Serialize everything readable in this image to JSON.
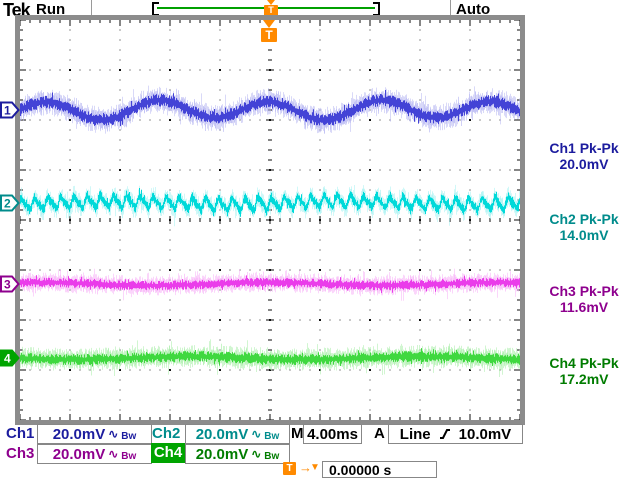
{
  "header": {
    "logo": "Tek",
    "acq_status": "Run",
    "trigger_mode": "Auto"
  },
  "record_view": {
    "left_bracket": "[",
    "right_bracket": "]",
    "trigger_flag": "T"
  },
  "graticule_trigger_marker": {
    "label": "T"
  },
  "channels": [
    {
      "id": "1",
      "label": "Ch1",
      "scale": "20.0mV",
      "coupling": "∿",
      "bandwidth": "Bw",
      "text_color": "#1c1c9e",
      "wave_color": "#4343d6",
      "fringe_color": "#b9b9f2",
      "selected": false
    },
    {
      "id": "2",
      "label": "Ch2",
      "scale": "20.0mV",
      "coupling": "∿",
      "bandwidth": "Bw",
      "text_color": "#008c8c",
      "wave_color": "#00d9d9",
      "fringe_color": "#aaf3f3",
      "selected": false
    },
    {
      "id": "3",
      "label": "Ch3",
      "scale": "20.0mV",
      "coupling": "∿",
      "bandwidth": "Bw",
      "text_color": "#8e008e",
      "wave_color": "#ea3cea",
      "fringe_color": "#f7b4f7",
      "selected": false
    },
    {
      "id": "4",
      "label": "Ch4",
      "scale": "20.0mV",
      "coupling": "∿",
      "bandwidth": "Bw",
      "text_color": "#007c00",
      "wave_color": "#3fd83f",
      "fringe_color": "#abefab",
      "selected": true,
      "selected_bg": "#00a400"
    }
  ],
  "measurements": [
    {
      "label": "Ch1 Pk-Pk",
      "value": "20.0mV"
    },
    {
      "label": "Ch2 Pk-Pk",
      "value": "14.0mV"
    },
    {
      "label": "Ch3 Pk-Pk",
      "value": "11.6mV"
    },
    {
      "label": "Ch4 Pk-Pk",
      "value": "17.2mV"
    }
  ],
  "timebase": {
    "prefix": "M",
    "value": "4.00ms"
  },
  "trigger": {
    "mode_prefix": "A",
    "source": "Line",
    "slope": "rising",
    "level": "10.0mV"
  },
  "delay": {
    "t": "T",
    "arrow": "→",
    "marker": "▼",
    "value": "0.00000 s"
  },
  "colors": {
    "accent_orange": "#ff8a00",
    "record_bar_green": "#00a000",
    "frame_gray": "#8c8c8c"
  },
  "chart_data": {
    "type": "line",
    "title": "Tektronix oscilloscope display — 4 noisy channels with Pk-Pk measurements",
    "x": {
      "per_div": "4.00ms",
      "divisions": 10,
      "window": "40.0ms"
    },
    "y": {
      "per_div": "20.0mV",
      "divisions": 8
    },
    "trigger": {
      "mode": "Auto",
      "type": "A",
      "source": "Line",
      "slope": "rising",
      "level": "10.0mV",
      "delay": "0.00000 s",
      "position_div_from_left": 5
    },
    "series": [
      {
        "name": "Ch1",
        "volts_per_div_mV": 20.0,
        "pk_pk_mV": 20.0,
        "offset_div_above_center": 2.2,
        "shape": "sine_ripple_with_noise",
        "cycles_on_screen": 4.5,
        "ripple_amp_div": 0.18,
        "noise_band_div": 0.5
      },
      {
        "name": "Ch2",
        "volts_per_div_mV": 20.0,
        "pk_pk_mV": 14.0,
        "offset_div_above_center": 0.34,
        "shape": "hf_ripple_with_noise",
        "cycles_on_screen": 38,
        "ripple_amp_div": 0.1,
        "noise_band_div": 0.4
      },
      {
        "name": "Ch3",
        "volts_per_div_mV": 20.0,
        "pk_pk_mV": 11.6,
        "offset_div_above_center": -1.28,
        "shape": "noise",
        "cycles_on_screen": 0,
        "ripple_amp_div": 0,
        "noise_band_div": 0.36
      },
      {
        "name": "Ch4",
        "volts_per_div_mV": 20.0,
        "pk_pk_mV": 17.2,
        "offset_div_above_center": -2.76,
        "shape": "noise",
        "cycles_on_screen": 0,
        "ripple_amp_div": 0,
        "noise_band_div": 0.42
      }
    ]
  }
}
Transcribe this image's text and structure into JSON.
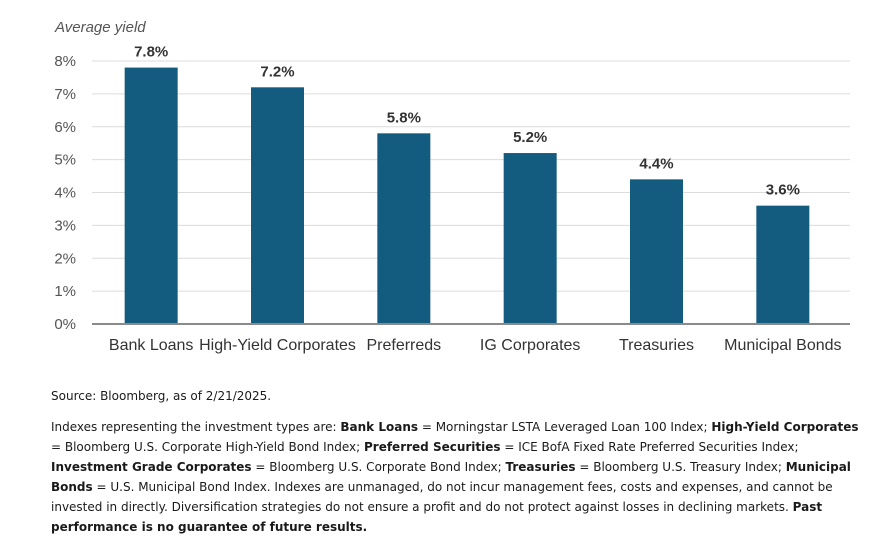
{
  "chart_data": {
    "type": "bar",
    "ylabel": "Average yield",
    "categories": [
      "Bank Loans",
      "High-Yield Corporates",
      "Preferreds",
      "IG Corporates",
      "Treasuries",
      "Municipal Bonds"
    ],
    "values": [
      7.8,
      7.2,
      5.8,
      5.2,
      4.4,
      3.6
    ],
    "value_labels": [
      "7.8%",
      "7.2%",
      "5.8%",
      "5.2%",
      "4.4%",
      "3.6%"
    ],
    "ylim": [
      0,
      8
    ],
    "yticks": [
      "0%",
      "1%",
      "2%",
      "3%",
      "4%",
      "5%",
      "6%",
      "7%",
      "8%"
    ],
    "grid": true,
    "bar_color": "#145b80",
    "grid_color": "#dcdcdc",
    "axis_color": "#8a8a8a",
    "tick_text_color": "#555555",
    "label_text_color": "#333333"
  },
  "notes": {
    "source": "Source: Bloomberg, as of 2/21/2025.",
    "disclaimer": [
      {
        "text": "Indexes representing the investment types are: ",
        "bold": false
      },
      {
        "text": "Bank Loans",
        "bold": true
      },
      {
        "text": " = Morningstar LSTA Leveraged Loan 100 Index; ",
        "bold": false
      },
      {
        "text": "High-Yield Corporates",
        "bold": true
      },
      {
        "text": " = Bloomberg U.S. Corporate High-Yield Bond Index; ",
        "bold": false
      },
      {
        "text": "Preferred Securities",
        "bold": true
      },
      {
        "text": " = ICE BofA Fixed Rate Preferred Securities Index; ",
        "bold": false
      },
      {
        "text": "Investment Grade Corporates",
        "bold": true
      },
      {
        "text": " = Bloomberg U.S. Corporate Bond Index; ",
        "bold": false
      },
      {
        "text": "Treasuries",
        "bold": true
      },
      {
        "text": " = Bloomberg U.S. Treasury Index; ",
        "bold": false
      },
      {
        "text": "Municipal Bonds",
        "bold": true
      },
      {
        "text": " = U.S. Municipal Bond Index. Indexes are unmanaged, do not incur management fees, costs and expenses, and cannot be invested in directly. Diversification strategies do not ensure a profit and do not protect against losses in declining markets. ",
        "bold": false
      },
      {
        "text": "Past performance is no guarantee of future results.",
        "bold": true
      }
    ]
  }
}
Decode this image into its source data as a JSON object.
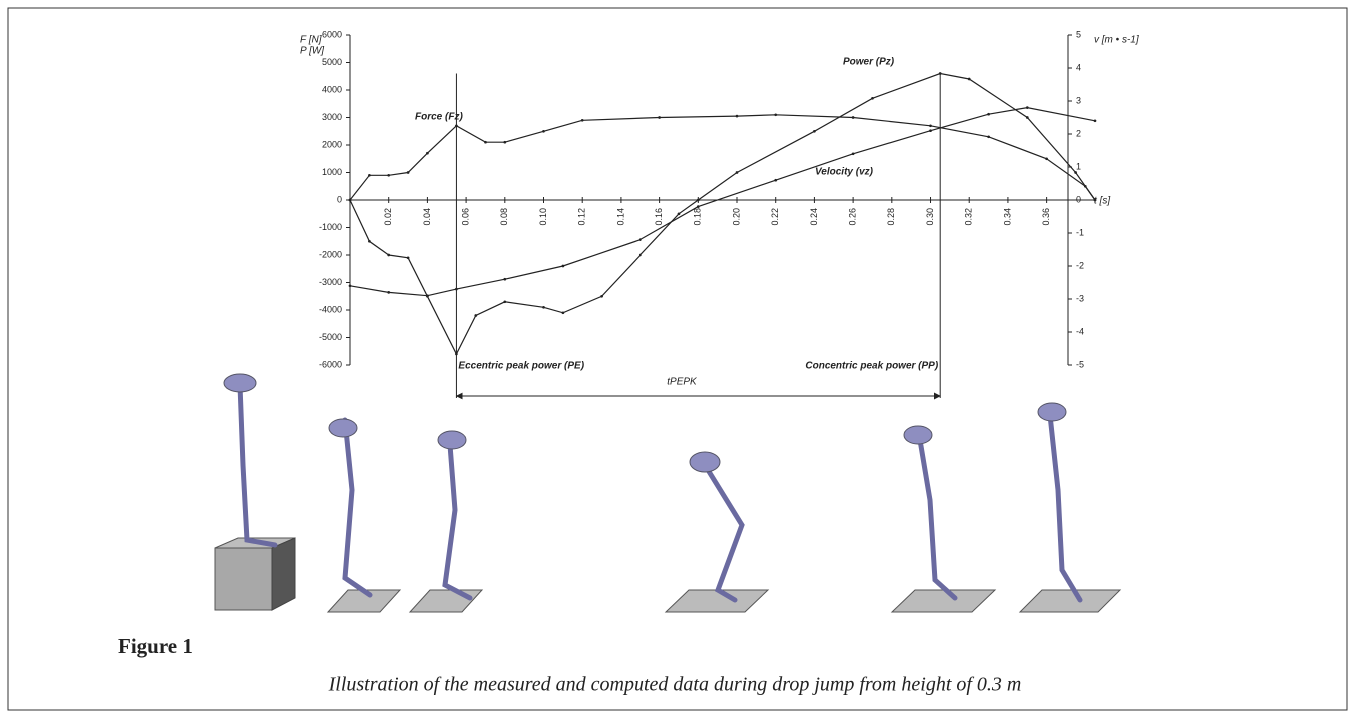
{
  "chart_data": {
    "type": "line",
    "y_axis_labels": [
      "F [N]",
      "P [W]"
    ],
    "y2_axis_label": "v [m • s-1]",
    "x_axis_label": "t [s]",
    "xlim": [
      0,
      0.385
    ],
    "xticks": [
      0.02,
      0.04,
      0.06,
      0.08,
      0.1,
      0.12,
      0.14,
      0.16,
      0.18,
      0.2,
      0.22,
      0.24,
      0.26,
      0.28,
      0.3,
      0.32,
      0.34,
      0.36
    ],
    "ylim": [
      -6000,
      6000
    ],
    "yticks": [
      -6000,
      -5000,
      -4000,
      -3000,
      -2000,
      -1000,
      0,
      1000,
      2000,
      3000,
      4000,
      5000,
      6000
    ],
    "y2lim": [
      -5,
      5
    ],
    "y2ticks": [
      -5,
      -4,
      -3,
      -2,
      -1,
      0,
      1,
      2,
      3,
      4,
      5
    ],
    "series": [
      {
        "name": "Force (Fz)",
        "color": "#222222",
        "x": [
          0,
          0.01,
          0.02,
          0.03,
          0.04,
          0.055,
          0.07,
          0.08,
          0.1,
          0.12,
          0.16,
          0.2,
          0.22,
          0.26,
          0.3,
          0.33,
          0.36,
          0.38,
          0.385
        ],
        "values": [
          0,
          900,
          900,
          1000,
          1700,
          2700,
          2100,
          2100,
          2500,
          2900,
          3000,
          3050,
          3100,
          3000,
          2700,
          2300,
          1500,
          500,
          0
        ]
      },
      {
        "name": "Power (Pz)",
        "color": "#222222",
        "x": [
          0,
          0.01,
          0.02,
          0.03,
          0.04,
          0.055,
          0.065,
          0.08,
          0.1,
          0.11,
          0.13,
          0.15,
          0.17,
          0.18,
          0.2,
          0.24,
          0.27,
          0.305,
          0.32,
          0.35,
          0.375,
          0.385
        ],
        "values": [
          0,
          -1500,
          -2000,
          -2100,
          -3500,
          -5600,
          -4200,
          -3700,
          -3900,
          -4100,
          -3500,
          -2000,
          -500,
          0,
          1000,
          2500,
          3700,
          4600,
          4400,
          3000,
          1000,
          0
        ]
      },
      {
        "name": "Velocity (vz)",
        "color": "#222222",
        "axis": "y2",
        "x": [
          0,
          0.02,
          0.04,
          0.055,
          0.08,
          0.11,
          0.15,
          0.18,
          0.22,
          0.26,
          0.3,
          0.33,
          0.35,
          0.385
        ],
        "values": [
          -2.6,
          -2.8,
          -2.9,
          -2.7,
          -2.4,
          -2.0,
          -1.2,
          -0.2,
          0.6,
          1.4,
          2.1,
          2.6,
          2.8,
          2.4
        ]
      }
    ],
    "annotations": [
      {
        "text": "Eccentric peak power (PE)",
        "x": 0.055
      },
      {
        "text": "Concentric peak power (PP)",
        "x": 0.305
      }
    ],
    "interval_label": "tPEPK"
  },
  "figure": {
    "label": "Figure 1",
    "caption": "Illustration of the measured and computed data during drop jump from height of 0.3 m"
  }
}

#### Exercise:
Scan the listing above. Collect all lines with the word "image".

#### In response:
Serialize everything readable in this image to JSON.
Transcribe this image's text and structure into JSON.
Decode this image into its source data as a JSON object.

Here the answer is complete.